Instructions for the task
Skip the pictures. Copy all the rest of the records down exactly.

Figure collection entries:
* * * *

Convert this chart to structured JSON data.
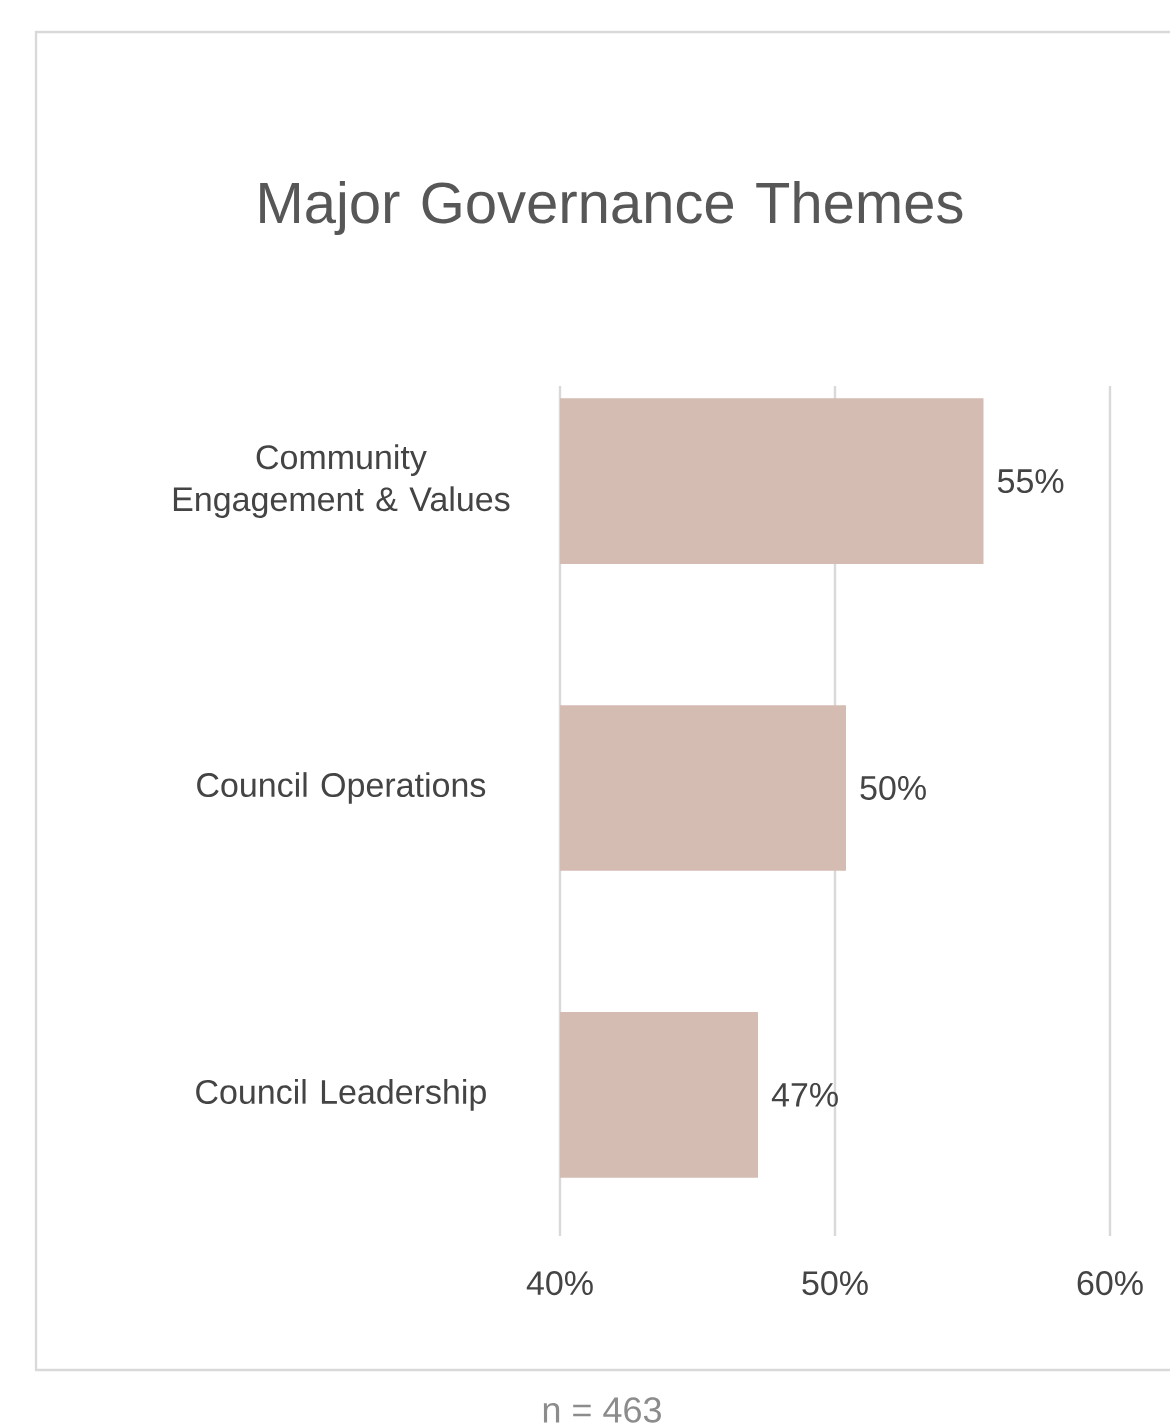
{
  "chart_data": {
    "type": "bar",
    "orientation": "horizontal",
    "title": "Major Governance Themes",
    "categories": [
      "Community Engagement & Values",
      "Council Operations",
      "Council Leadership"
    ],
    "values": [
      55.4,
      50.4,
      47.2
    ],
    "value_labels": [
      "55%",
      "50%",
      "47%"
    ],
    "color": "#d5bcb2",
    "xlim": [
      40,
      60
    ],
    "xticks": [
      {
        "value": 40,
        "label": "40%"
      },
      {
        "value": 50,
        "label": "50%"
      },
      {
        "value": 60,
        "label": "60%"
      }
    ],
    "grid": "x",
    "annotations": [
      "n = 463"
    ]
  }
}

* * * *

Solved problem
Convert this chart to structured JSON data.
{
  "chart_data": {
    "type": "bar",
    "orientation": "horizontal",
    "title": "Major Governance Themes",
    "categories": [
      "Community Engagement & Values",
      "Council Operations",
      "Council Leadership"
    ],
    "values": [
      55.4,
      50.4,
      47.2
    ],
    "value_labels": [
      "55%",
      "50%",
      "47%"
    ],
    "color": "#d5bcb2",
    "xlim": [
      40,
      60
    ],
    "xticks": [
      {
        "value": 40,
        "label": "40%"
      },
      {
        "value": 50,
        "label": "50%"
      },
      {
        "value": 60,
        "label": "60%"
      }
    ],
    "grid": "x",
    "annotations": [
      "n = 463"
    ]
  }
}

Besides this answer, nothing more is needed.